# Written request
Set down every entry word for word. Omit the pictures.

# Records
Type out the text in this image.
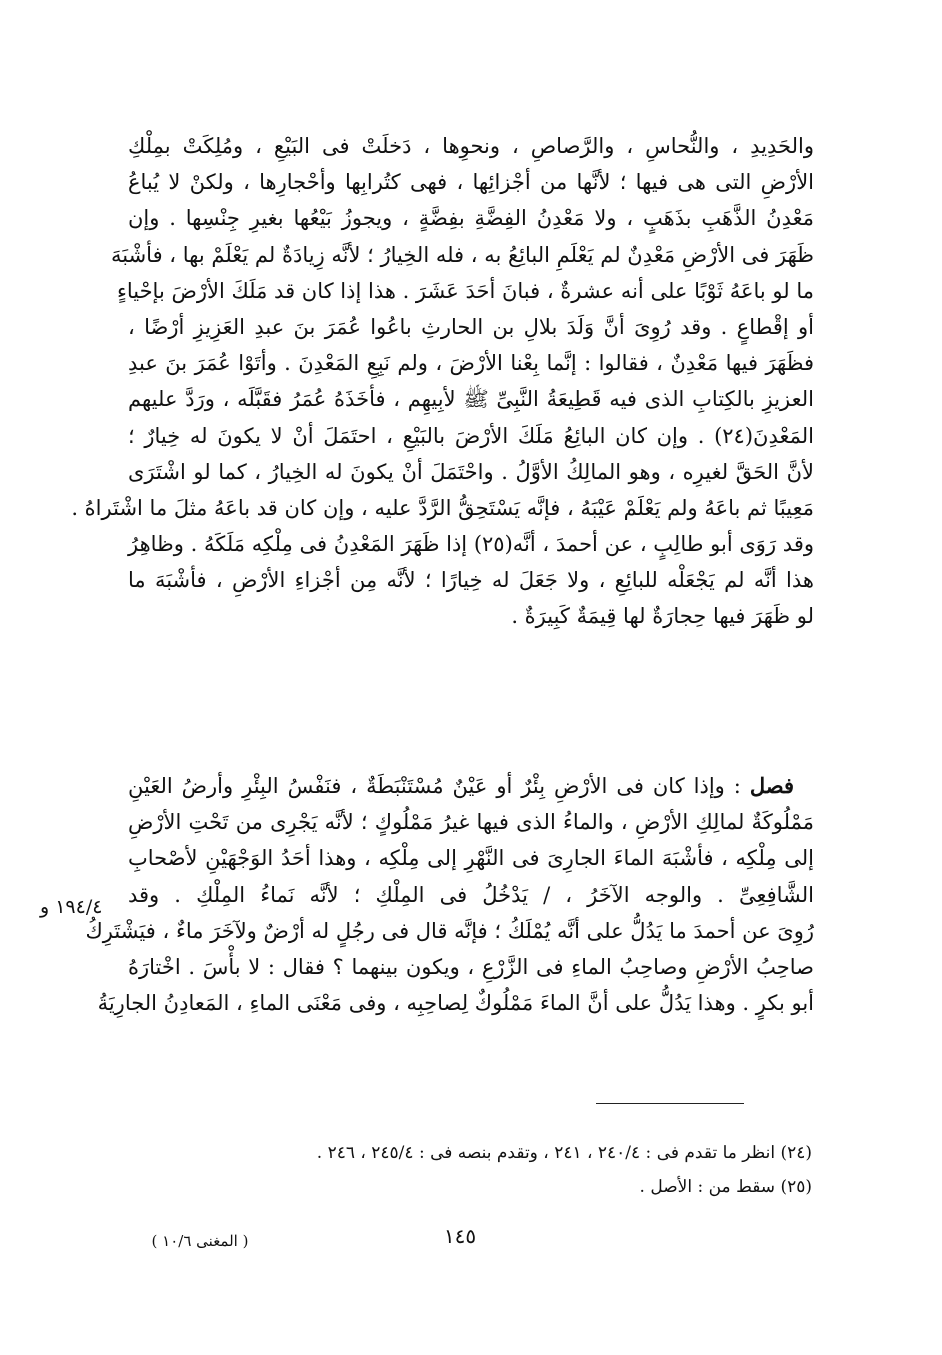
والحَدِيدِ ، والنُّحاسِ ، والرَّصاصِ ، ونحوِها ، دَخلَتْ فى البَيْعِ ، ومُلِكَتْ بمِلْكِ
الأرْضِ التى هى فيها ؛ لأنَّها من أجْزائِها ، فهى كتُرابِها وأحْجارِها ، ولكنْ لا يُباعُ
مَعْدِنُ الذَّهَبِ بذَهَبٍ ، ولا مَعْدِنُ الفِضَّةِ بفِضَّةٍ ، ويجوزُ بَيْعُها بغيرِ جِنْسِها . وإن
ظَهَرَ فى الأرْضِ مَعْدِنٌ لم يَعْلَمِ البائِعُ به ، فله الخِيارُ ؛ لأنَّه زِيادَةٌ لم يَعْلَمْ بها ، فأشْبَهَ
ما لو باعَهُ ثَوْبًا على أنه عشرةٌ ، فبانَ أحَدَ عَشَرَ . هذا إذا كان قد مَلَكَ الأرْضَ بإحْياءٍ
أو إقْطاعٍ . وقد رُوِىَ أنَّ وَلَدَ بلالِ بن الحارثِ باعُوا عُمَرَ بنَ عبدِ العَزِيزِ أرْضًا ،
فظَهَرَ فيها مَعْدِنٌ ، فقالوا : إنَّما بِعْنا الأرْضَ ، ولم نَبِعِ المَعْدِنَ . وأتَوْا عُمَرَ بنَ عبدِ
العزيزِ بالكِتابِ الذى فيه قَطِيعَةُ النَّبِىِّ ﷺ لأبِيهِم ، فأخَذَهُ عُمَرُ فقَبَّلَه ، ورَدَّ عليهم
المَعْدِنَ(٢٤) . وإن كان البائِعُ مَلَكَ الأرْضَ بالبَيْعِ ، احتَمَلَ أنْ لا يكونَ له خِيارٌ ؛
لأنَّ الحَقَّ لغيرِه ، وهو المالِكُ الأوَّلُ . واحْتَمَلَ أنْ يكونَ له الخِيارُ ، كما لو اشْتَرَى
مَعِيبًا ثم باعَهُ ولم يَعْلَمْ عَيْبَهُ ، فإنَّه يَسْتَحِقُّ الرَّدَّ عليه ، وإن كان قد باعَهُ مثلَ ما اشْتَراهُ .
وقد رَوَى أبو طالِبٍ ، عن أحمدَ ، أنَّه(٢٥) إذا ظَهَرَ المَعْدِنُ فى مِلْكِه مَلَكَهُ . وظاهِرُ
هذا أنَّه لم يَجْعَلْه للبائِعِ ، ولا جَعَلَ له خِيارًا ؛ لأنَّه مِن أجْزاءِ الأرْضِ ، فأشْبَهَ ما
لو ظَهَرَ فيها حِجارَةٌ لها قِيمَةٌ كَبِيرَةٌ .
فصل : وإذا كان فى الأرْضِ بِئْرٌ أو عَيْنٌ مُسْتَنْبَطَةٌ ، فنَفْسُ البِئْرِ وأرضُ العَيْنِ
مَمْلُوكَةٌ لمالِكِ الأرْضِ ، والماءُ الذى فيها غيرُ مَمْلُوكٍ ؛ لأنَّه يَجْرِى من تَحْتِ الأرْضِ
إلى مِلْكِه ، فأشْبَهَ الماءَ الجارِىَ فى النَّهْرِ إلى مِلْكِه ، وهذا أحَدُ الوَجْهَيْنِ لأصْحابِ
الشَّافِعِىِّ . والوجه الآخَرُ ، / يَدْخُلُ فى المِلْكِ ؛ لأنَّه نَماءُ المِلْكِ . وقد
رُوِىَ عن أحمدَ ما يَدُلُّ على أنَّه يُمْلَكُ ؛ فإنَّه قال فى رجُلٍ له أرْضٌ ولآخَرَ ماءٌ ، فيَشْتَرِكُ
صاحِبُ الأرْضِ وصاحِبُ الماءِ فى الزَّرْعِ ، ويكون بينهما ؟ فقال : لا بأْسَ . اخْتارَهُ
أبو بكرٍ . وهذا يَدُلُّ على أنَّ الماءَ مَمْلُوكٌ لِصاحِبِه ، وفى مَعْنَى الماءِ ، المَعادِنُ الجارِيَةُ
١٩٤/٤ و
(٢٤) انظر ما تقدم فى : ٢٤٠/٤ ، ٢٤١ ، وتقدم بنصه فى : ٢٤٥/٤ ، ٢٤٦ .
(٢٥) سقط من : الأصل .
١٤٥
( المغنى ١٠/٦ )
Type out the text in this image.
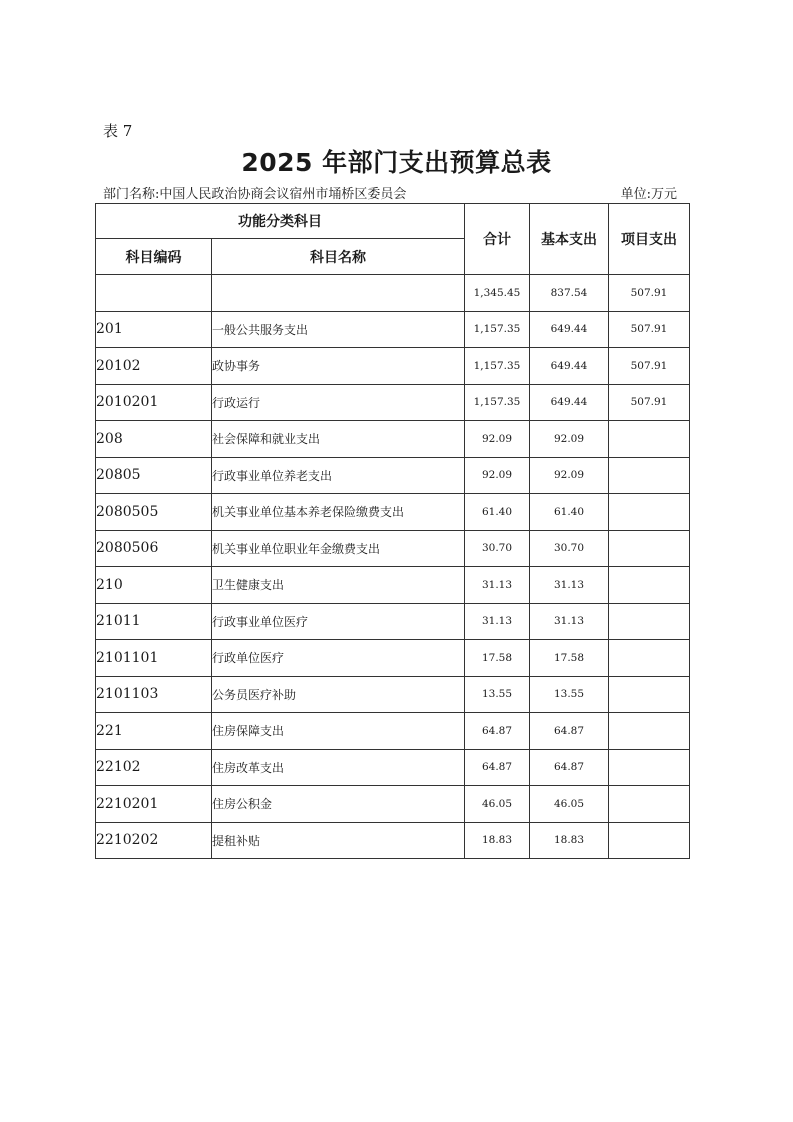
表 7
2025 年部门支出预算总表
部门名称:中国人民政治协商会议宿州市埇桥区委员会	单位:万元
功能分类科目		合计	基本支出	项目支出
科目编码	科目名称			
		1,345.45	837.54	507.91
201	一般公共服务支出	1,157.35	649.44	507.91
20102	政协事务	1,157.35	649.44	507.91
2010201	行政运行	1,157.35	649.44	507.91
208	社会保障和就业支出	92.09	92.09	
20805	行政事业单位养老支出	92.09	92.09	
2080505	机关事业单位基本养老保险缴费支出	61.40	61.40	
2080506	机关事业单位职业年金缴费支出	30.70	30.70	
210	卫生健康支出	31.13	31.13	
21011	行政事业单位医疗	31.13	31.13	
2101101	行政单位医疗	17.58	17.58	
2101103	公务员医疗补助	13.55	13.55	
221	住房保障支出	64.87	64.87	
22102	住房改革支出	64.87	64.87	
2210201	住房公积金	46.05	46.05	
2210202	提租补贴	18.83	18.83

# Answer to the problem
Type out the text in this image.
والحَدِيدِ ، والنُّحاسِ ، والرَّصاصِ ، ونحوِها ، دَخلَتْ فى البَيْعِ ، ومُلِكَتْ بمِلْكِ
الأرْضِ التى هى فيها ؛ لأنَّها من أجْزائِها ، فهى كتُرابِها وأحْجارِها ، ولكنْ لا يُباعُ
مَعْدِنُ الذَّهَبِ بذَهَبٍ ، ولا مَعْدِنُ الفِضَّةِ بفِضَّةٍ ، ويجوزُ بَيْعُها بغيرِ جِنْسِها . وإن
ظَهَرَ فى الأرْضِ مَعْدِنٌ لم يَعْلَمِ البائِعُ به ، فله الخِيارُ ؛ لأنَّه زِيادَةٌ لم يَعْلَمْ بها ، فأشْبَهَ
ما لو باعَهُ ثَوْبًا على أنه عشرةٌ ، فبانَ أحَدَ عَشَرَ . هذا إذا كان قد مَلَكَ الأرْضَ بإحْياءٍ
أو إقْطاعٍ . وقد رُوِىَ أنَّ وَلَدَ بلالِ بن الحارثِ باعُوا عُمَرَ بنَ عبدِ العَزِيزِ أرْضًا ،
فظَهَرَ فيها مَعْدِنٌ ، فقالوا : إنَّما بِعْنا الأرْضَ ، ولم نَبِعِ المَعْدِنَ . وأتَوْا عُمَرَ بنَ عبدِ
العزيزِ بالكِتابِ الذى فيه قَطِيعَةُ النَّبِىِّ ﷺ لأبِيهِم ، فأخَذَهُ عُمَرُ فقَبَّلَه ، ورَدَّ عليهم
المَعْدِنَ(٢٤) . وإن كان البائِعُ مَلَكَ الأرْضَ بالبَيْعِ ، احتَمَلَ أنْ لا يكونَ له خِيارٌ ؛
لأنَّ الحَقَّ لغيرِه ، وهو المالِكُ الأوَّلُ . واحْتَمَلَ أنْ يكونَ له الخِيارُ ، كما لو اشْتَرَى
مَعِيبًا ثم باعَهُ ولم يَعْلَمْ عَيْبَهُ ، فإنَّه يَسْتَحِقُّ الرَّدَّ عليه ، وإن كان قد باعَهُ مثلَ ما اشْتَراهُ .
وقد رَوَى أبو طالِبٍ ، عن أحمدَ ، أنَّه(٢٥) إذا ظَهَرَ المَعْدِنُ فى مِلْكِه مَلَكَهُ . وظاهِرُ
هذا أنَّه لم يَجْعَلْه للبائِعِ ، ولا جَعَلَ له خِيارًا ؛ لأنَّه مِن أجْزاءِ الأرْضِ ، فأشْبَهَ ما
لو ظَهَرَ فيها حِجارَةٌ لها قِيمَةٌ كَبِيرَةٌ .
فصل : وإذا كان فى الأرْضِ بِئْرٌ أو عَيْنٌ مُسْتَنْبَطَةٌ ، فنَفْسُ البِئْرِ وأرضُ العَيْنِ
مَمْلُوكَةٌ لمالِكِ الأرْضِ ، والماءُ الذى فيها غيرُ مَمْلُوكٍ ؛ لأنَّه يَجْرِى من تَحْتِ الأرْضِ
إلى مِلْكِه ، فأشْبَهَ الماءَ الجارِىَ فى النَّهْرِ إلى مِلْكِه ، وهذا أحَدُ الوَجْهَيْنِ لأصْحابِ
الشَّافِعِىِّ . والوجه الآخَرُ ، / يَدْخُلُ فى المِلْكِ ؛ لأنَّه نَماءُ المِلْكِ . وقد
رُوِىَ عن أحمدَ ما يَدُلُّ على أنَّه يُمْلَكُ ؛ فإنَّه قال فى رجُلٍ له أرْضٌ ولآخَرَ ماءٌ ، فيَشْتَرِكُ
صاحِبُ الأرْضِ وصاحِبُ الماءِ فى الزَّرْعِ ، ويكون بينهما ؟ فقال : لا بأْسَ . اخْتارَهُ
أبو بكرٍ . وهذا يَدُلُّ على أنَّ الماءَ مَمْلُوكٌ لِصاحِبِه ، وفى مَعْنَى الماءِ ، المَعادِنُ الجارِيَةُ
١٩٤/٤ و
(٢٤) انظر ما تقدم فى : ٢٤٠/٤ ، ٢٤١ ، وتقدم بنصه فى : ٢٤٥/٤ ، ٢٤٦ .
(٢٥) سقط من : الأصل .
١٤٥
( المغنى ١٠/٦ )
Type out the text in this image.
表 7
2025 年部门支出预算总表
部门名称:中国人民政治协商会议宿州市埇桥区委员会	单位:万元
功能分类科目		合计	基本支出	项目支出
科目编码	科目名称			
		1,345.45	837.54	507.91
201	一般公共服务支出	1,157.35	649.44	507.91
20102	政协事务	1,157.35	649.44	507.91
2010201	行政运行	1,157.35	649.44	507.91
208	社会保障和就业支出	92.09	92.09	
20805	行政事业单位养老支出	92.09	92.09	
2080505	机关事业单位基本养老保险缴费支出	61.40	61.40	
2080506	机关事业单位职业年金缴费支出	30.70	30.70	
210	卫生健康支出	31.13	31.13	
21011	行政事业单位医疗	31.13	31.13	
2101101	行政单位医疗	17.58	17.58	
2101103	公务员医疗补助	13.55	13.55	
221	住房保障支出	64.87	64.87	
22102	住房改革支出	64.87	64.87	
2210201	住房公积金	46.05	46.05	
2210202	提租补贴	18.83	18.83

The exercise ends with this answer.